** Start Records **

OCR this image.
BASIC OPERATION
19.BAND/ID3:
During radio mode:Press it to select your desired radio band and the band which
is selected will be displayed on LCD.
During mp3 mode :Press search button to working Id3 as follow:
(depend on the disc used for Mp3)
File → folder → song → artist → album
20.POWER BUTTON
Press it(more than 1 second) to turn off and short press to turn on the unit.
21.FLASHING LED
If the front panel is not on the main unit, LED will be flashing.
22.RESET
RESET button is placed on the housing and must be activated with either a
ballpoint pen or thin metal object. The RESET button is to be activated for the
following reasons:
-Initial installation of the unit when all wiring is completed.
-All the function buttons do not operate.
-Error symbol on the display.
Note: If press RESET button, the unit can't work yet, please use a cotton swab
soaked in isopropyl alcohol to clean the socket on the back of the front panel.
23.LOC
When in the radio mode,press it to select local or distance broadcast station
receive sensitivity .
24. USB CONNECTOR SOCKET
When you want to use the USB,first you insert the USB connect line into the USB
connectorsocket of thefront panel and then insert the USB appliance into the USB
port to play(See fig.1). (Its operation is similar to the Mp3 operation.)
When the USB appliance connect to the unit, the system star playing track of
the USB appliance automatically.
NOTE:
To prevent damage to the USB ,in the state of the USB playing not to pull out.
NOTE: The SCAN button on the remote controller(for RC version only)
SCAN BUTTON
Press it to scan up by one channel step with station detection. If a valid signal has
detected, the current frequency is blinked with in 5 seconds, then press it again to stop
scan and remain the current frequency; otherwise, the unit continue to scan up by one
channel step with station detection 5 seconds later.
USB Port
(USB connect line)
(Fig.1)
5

** End Records **
** Start Records **

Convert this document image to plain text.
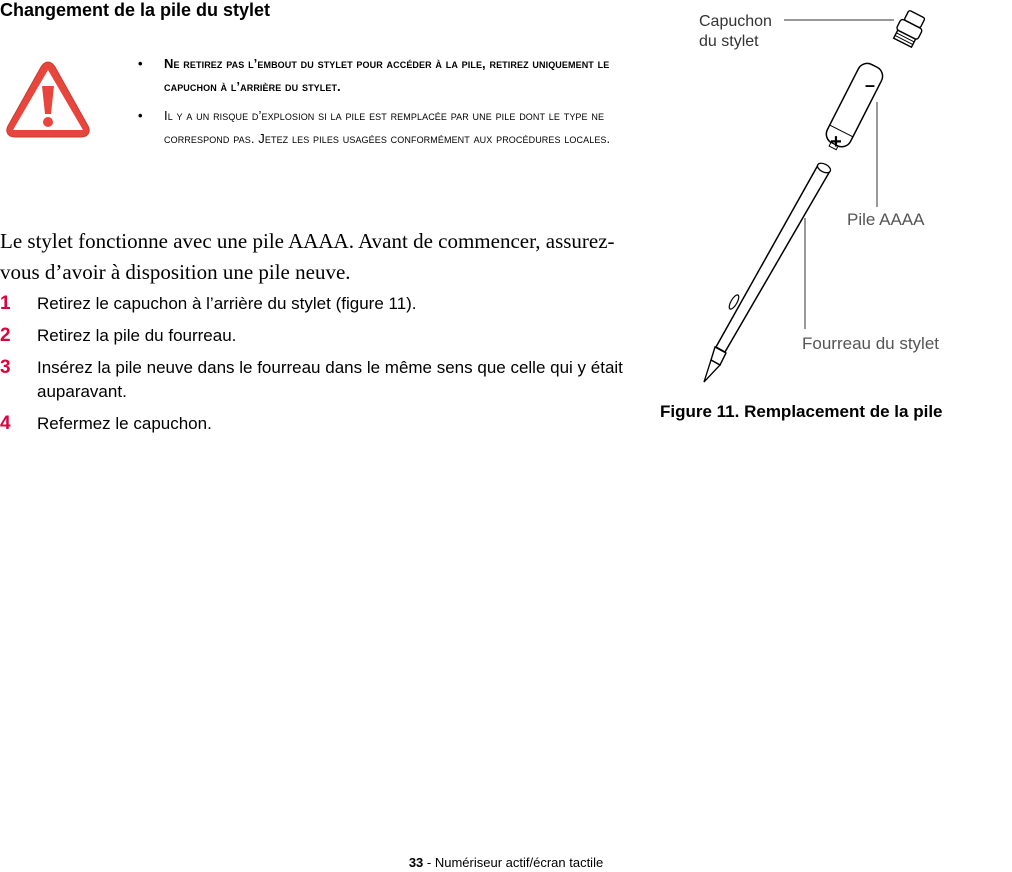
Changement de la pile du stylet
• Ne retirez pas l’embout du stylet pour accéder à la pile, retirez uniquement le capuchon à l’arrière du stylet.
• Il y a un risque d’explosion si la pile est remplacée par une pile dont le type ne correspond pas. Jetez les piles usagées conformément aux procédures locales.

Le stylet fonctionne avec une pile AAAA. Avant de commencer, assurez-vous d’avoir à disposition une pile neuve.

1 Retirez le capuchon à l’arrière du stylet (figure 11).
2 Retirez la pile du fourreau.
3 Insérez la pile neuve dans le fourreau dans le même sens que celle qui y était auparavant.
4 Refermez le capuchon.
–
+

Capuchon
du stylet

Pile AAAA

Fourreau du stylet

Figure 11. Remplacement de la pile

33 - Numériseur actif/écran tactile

** End Records **

Looking at the records above, work out how many lines include the string "panel". Give the number and nothing else.

__The result__
3